* START PASSAGE GIVEN *

Fourth Quarter Net Revenue of $103.9 million
Fourth Quarter Diluted EPS of $0.16
Full Year Diluted EPS of $0.55
lululemon athletica inc. [NASDAQ: LULU; TSX: LLL] today announced
financial results for the thirteen weeks and fifty-two weeks ended
February 1, 2009.
For the thirteen weeks ended February 1, 2009:
-
Net revenue decreased 0.1% to $103.9 million from $104.0 million in
the fourth quarter of fiscal 2007. Net revenue from corporate-owned
stores was $90.3 million, a decrease of 1.5% from $91.7 million for
the fourth quarter of fiscal 2007, with a comparable-store sales
decline of 8% on a constant-dollar basis compared to the fourth
quarter of fiscal 2007.
-
Gross profit as a percentage of net revenue was 49.7% as compared to
54.4% in the fourth quarter of fiscal 2007.
-
Income from operations was $16.0 million, or 15.4% of net revenue,
compared to $22.3 million, or 21.4% of net revenue, in the fourth
quarter of fiscal 2007. Results include a $4.4 million ($0.04 per
share) asset impairment charge related to store assets and lease exit
costs.
-
Diluted earnings per share was $0.16 on net income of $10.9 million,
including the $0.04 asset impairment charge. This compares to diluted
earnings per share of $0.21 on net income of $14.6 million in the
fourth quarter of fiscal 2007.
For the fifty-two weeks ended February 1, 2009:
-
Net revenue increased 30.9% to $353.5 million from $269.9 million in
fiscal 2007. Net revenue from corporate-owned stores was $315.5
million, an increase of 31.2% from $240.4 million in fiscal 2007, with
comparable-store sales increasing 3% on a constant-dollar basis.
-
Gross profit as a percentage of net revenue was 50.7% compared to
53.7% in fiscal 2007.
-
Income from operations was $56.6 million, or 16.0% of net revenues,
compared to $51.6 million, or 19.1% of net revenues, in fiscal 2007.
-
Diluted earnings per share was $0.55 on net income of $39.4 million in
fiscal 2008, compared to diluted earnings per share of $0.45 on net
income of $30.8 million for fiscal 2007.
The Company ended fiscal 2008 with $56.8 million in cash and cash
equivalents as compared to $52.5 million at the end of fiscal 2007.
Inventory at year-end fiscal 2008 totaled $52.1 million as compared to
$37.9 million at the end of fiscal 2007. The increase was primarily due
to timing of in-transit inventory at year end which was minimal in the
prior year.
Christine Day, lululemon’s CEO stated: “We had a solid finish to fiscal
2008 and our financial results were in line with the guidance we
provided. We are pleased with the progress we made on our real estate,
e-commerce, and operational initiatives for the year. Looking at 2009,
we will continue to be focused on selective use of capital and
generating positive cash flow as we position ourselves to respond
quickly to changes in the macro-environment. We are confident that we
will emerge from these challenging conditions well positioned for long
term growth."
Outlook
Until there is additional clarity on consumer spending in the second
half of the year, we are limiting our guidance to the current quarter.

* END PASSAGE GIVEN *

TASK A:
According to the earnings release, how much cash and cash equivalents did lululemon have at the end of fiscal 2008?

* START RECORDS FOR PROCESSING *

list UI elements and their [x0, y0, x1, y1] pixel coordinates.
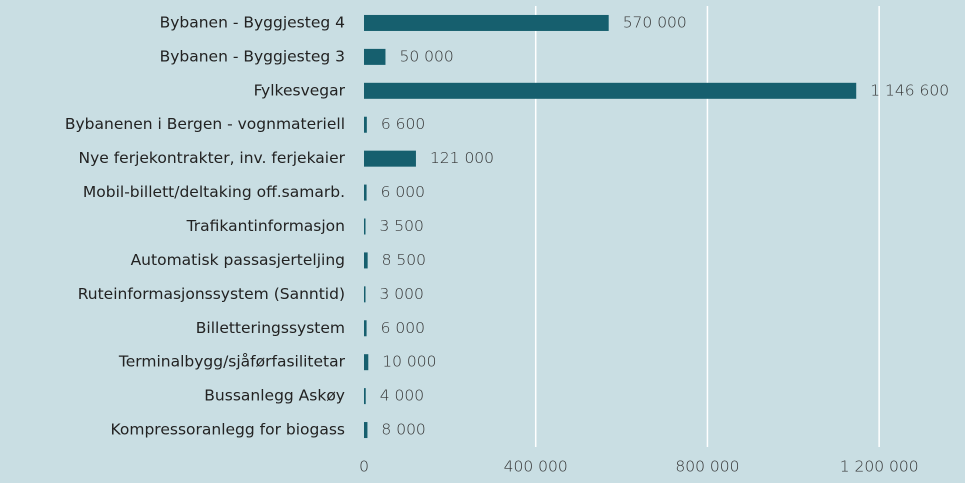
bar	[364, 48, 386, 65]
y-tick-label: Bybanen - Byggjesteg 3	[160, 47, 345, 65]
y-tick-label: Bybanen - Byggjesteg 4	[160, 13, 345, 31]
y-tick-label: Billetteringssystem	[196, 319, 345, 337]
y-tick-label: Kompressoranlegg for biogass	[110, 421, 345, 439]
bar	[364, 286, 366, 303]
bar	[364, 388, 366, 405]
bar	[364, 320, 367, 337]
bar	[364, 184, 367, 201]
y-tick-label: Terminalbygg/sjåførfasilitetar	[118, 353, 346, 371]
x-tick-label: 1 200 000	[840, 458, 919, 476]
bar	[364, 218, 366, 235]
bar	[364, 116, 367, 133]
x-tick-label: 800 000	[675, 458, 739, 476]
value-label: 121 000	[430, 149, 494, 167]
y-tick-label: Automatisk passasjerteljing	[131, 251, 345, 269]
bar	[364, 14, 609, 31]
y-tick-label: Nye ferjekontrakter, inv. ferjekaier	[78, 149, 345, 167]
y-tick-label: Fylkesvegar	[254, 81, 346, 99]
value-label: 4 000	[380, 387, 424, 405]
bar	[364, 150, 416, 167]
value-label: 8 500	[382, 251, 426, 269]
bar	[364, 252, 368, 269]
value-label: 6 000	[381, 183, 425, 201]
value-label: 3 000	[380, 285, 424, 303]
value-label: 1 146 600	[870, 81, 949, 99]
value-label: 3 500	[380, 217, 424, 235]
y-tick-label: Mobil-billett/deltaking off.samarb.	[83, 183, 345, 201]
y-tick-label: Bybanenen i Bergen - vognmateriell	[65, 115, 345, 133]
value-label: 10 000	[382, 353, 436, 371]
value-label: 8 000	[381, 421, 425, 439]
value-label: 50 000	[399, 47, 453, 65]
value-label: 570 000	[623, 13, 687, 31]
y-tick-label: Ruteinformasjonssystem (Sanntid)	[78, 285, 345, 303]
value-label: 6 600	[381, 115, 425, 133]
y-tick-label: Trafikantinformasjon	[186, 217, 345, 235]
bar	[364, 422, 368, 439]
x-tick-label: 0	[359, 458, 369, 476]
y-tick-label: Bussanlegg Askøy	[204, 387, 345, 405]
bar	[364, 82, 857, 99]
x-tick-label: 400 000	[504, 458, 568, 476]
value-label: 6 000	[381, 319, 425, 337]
bar	[364, 354, 369, 371]
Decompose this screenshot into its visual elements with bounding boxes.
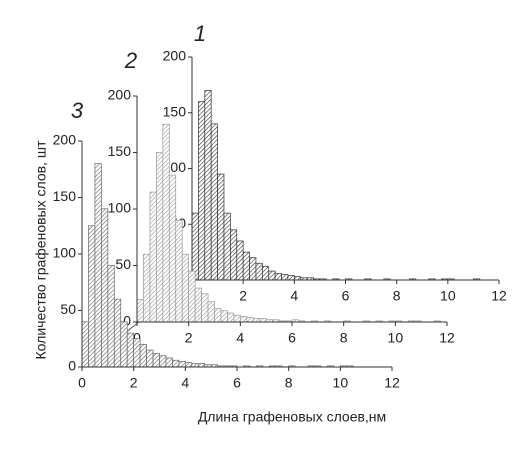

* END RECORDS FOR PROCESSING *

TASK B:
Convert the records above into a JSON list of strings, one string per line, skipping blank lines and omitting the pictures.

FULL ANSWER A:
$56.8 million

FULL ANSWER B:
[
  "list UI elements and their [x0, y0, x1, y1] pixel coordinates.",
  "bar\t[364, 48, 386, 65]",
  "y-tick-label: Bybanen - Byggjesteg 3\t[160, 47, 345, 65]",
  "y-tick-label: Bybanen - Byggjesteg 4\t[160, 13, 345, 31]",
  "y-tick-label: Billetteringssystem\t[196, 319, 345, 337]",
  "y-tick-label: Kompressoranlegg for biogass\t[110, 421, 345, 439]",
  "bar\t[364, 286, 366, 303]",
  "bar\t[364, 388, 366, 405]",
  "bar\t[364, 320, 367, 337]",
  "bar\t[364, 184, 367, 201]",
  "y-tick-label: Terminalbygg/sjåførfasilitetar\t[118, 353, 346, 371]",
  "x-tick-label: 1 200 000\t[840, 458, 919, 476]",
  "bar\t[364, 218, 366, 235]",
  "bar\t[364, 116, 367, 133]",
  "x-tick-label: 800 000\t[675, 458, 739, 476]",
  "value-label: 121 000\t[430, 149, 494, 167]",
  "y-tick-label: Automatisk passasjerteljing\t[131, 251, 345, 269]",
  "bar\t[364, 14, 609, 31]",
  "y-tick-label: Nye ferjekontrakter, inv. ferjekaier\t[78, 149, 345, 167]",
  "y-tick-label: Fylkesvegar\t[254, 81, 346, 99]",
  "value-label: 4 000\t[380, 387, 424, 405]",
  "bar\t[364, 150, 416, 167]",
  "value-label: 8 500\t[382, 251, 426, 269]",
  "bar\t[364, 252, 368, 269]",
  "value-label: 6 000\t[381, 183, 425, 201]",
  "value-label: 3 000\t[380, 285, 424, 303]",
  "value-label: 1 146 600\t[870, 81, 949, 99]",
  "value-label: 3 500\t[380, 217, 424, 235]",
  "y-tick-label: Mobil-billett/deltaking off.samarb.\t[83, 183, 345, 201]",
  "y-tick-label: Bybanenen i Bergen - vognmateriell\t[65, 115, 345, 133]",
  "value-label: 10 000\t[382, 353, 436, 371]",
  "value-label: 8 000\t[381, 421, 425, 439]",
  "value-label: 50 000\t[399, 47, 453, 65]",
  "value-label: 570 000\t[623, 13, 687, 31]",
  "y-tick-label: Ruteinformasjonssystem (Sanntid)\t[78, 285, 345, 303]",
  "value-label: 6 600\t[381, 115, 425, 133]",
  "y-tick-label: Trafikantinformasjon\t[186, 217, 345, 235]",
  "bar\t[364, 422, 368, 439]",
  "x-tick-label: 0\t[359, 458, 369, 476]",
  "y-tick-label: Bussanlegg Askøy\t[204, 387, 345, 405]",
  "bar\t[364, 82, 857, 99]",
  "x-tick-label: 400 000\t[504, 458, 568, 476]",
  "value-label: 6 000\t[381, 319, 425, 337]",
  "bar\t[364, 354, 369, 371]",
  "Decompose this screenshot into its visual elements with bounding boxes."
]